> **PROVIDED MATERIAL**
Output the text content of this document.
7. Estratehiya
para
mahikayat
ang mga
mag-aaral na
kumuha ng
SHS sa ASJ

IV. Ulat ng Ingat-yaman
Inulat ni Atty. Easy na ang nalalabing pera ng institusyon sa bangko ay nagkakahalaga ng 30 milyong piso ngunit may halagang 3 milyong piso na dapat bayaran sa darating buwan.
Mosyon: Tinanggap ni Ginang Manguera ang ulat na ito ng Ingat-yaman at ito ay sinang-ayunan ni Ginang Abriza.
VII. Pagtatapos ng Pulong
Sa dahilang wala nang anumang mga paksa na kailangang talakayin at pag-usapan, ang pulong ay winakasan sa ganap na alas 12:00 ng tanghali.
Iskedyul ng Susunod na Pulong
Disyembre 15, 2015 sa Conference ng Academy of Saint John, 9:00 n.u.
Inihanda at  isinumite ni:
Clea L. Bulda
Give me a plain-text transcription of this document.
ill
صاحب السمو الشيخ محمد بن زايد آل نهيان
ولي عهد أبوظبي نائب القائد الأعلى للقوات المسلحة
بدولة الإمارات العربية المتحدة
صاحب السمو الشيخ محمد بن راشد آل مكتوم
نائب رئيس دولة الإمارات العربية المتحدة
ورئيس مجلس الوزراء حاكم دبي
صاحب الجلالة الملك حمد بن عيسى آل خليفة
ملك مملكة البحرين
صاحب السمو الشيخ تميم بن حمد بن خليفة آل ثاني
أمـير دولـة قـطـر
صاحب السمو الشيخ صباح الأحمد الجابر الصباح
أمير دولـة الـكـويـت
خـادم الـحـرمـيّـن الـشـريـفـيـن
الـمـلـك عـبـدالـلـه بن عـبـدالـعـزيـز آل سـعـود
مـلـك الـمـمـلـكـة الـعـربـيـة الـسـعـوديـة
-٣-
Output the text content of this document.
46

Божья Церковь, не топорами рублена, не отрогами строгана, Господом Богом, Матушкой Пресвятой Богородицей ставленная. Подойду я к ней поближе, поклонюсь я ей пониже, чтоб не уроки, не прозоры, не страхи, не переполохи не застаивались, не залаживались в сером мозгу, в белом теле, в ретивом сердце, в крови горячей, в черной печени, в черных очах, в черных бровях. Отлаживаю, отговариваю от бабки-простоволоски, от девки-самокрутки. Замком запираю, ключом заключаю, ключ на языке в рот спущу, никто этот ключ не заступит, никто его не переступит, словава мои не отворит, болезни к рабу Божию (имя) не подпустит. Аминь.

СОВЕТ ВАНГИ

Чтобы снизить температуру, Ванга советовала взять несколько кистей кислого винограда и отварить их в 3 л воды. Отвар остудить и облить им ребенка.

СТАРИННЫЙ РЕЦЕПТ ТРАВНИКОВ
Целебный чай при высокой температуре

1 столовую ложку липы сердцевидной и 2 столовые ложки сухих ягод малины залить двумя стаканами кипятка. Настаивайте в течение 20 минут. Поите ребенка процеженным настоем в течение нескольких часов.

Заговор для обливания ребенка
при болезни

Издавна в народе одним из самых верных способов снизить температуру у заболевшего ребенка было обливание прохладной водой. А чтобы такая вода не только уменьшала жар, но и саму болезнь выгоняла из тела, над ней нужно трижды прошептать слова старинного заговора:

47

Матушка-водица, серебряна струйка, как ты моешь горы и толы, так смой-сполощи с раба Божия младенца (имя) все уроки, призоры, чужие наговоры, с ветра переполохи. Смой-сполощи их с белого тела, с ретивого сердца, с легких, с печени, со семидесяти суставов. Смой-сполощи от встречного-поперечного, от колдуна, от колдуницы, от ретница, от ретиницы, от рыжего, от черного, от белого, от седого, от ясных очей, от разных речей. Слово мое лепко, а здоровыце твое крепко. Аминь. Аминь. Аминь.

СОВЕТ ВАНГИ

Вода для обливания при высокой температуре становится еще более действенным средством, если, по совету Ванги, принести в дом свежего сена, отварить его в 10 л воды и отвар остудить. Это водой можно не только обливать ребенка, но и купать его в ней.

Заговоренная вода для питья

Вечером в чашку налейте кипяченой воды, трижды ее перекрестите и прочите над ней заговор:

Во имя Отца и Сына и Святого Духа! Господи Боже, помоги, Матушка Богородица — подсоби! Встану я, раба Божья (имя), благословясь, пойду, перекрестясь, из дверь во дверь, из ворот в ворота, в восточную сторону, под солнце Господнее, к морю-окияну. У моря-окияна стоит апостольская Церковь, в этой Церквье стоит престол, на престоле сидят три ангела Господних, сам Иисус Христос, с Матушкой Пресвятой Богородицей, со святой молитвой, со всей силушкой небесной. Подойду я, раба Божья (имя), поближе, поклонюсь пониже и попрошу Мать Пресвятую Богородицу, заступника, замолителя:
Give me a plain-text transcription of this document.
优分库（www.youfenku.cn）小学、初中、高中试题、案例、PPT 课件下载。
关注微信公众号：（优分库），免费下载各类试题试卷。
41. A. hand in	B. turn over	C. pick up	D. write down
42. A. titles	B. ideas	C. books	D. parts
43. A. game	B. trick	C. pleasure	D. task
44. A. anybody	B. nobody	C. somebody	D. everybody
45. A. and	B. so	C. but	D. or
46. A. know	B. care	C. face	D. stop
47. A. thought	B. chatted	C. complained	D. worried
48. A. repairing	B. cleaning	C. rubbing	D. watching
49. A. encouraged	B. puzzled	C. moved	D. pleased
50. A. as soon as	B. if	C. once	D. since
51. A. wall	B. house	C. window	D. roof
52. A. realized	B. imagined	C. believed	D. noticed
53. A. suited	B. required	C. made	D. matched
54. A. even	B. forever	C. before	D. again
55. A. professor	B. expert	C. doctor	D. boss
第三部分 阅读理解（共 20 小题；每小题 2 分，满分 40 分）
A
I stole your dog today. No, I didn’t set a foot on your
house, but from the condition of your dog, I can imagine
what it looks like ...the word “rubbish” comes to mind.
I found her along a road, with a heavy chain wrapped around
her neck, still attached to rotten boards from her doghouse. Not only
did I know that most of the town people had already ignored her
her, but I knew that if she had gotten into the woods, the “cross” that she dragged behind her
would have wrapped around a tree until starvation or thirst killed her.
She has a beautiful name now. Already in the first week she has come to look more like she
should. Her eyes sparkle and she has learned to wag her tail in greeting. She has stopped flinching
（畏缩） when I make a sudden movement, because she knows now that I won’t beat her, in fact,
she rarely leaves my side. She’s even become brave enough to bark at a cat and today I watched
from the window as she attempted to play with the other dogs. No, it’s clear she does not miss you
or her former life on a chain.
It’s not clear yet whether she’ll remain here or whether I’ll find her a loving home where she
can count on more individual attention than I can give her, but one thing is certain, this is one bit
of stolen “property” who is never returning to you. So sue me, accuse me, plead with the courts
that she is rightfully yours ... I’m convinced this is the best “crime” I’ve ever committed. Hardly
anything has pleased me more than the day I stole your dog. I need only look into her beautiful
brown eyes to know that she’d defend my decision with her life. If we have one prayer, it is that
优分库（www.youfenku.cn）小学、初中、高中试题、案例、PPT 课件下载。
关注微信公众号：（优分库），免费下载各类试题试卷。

> **TASK REQUIREMENTS**
From the entries above, copy each line holding "that".

> **EXPECTED ANSWER**
did I know that most of the town people had already ignored her
her, but I knew that if she had gotten into the woods, the “cross” that she dragged behind her
（畏缩） when I make a sudden movement, because she knows now that I won’t beat her, in fact,
that she is rightfully yours ... I’m convinced this is the best “crime” I’ve ever committed. Hardly
brown eyes to know that she’d defend my decision with her life. If we have one prayer, it is that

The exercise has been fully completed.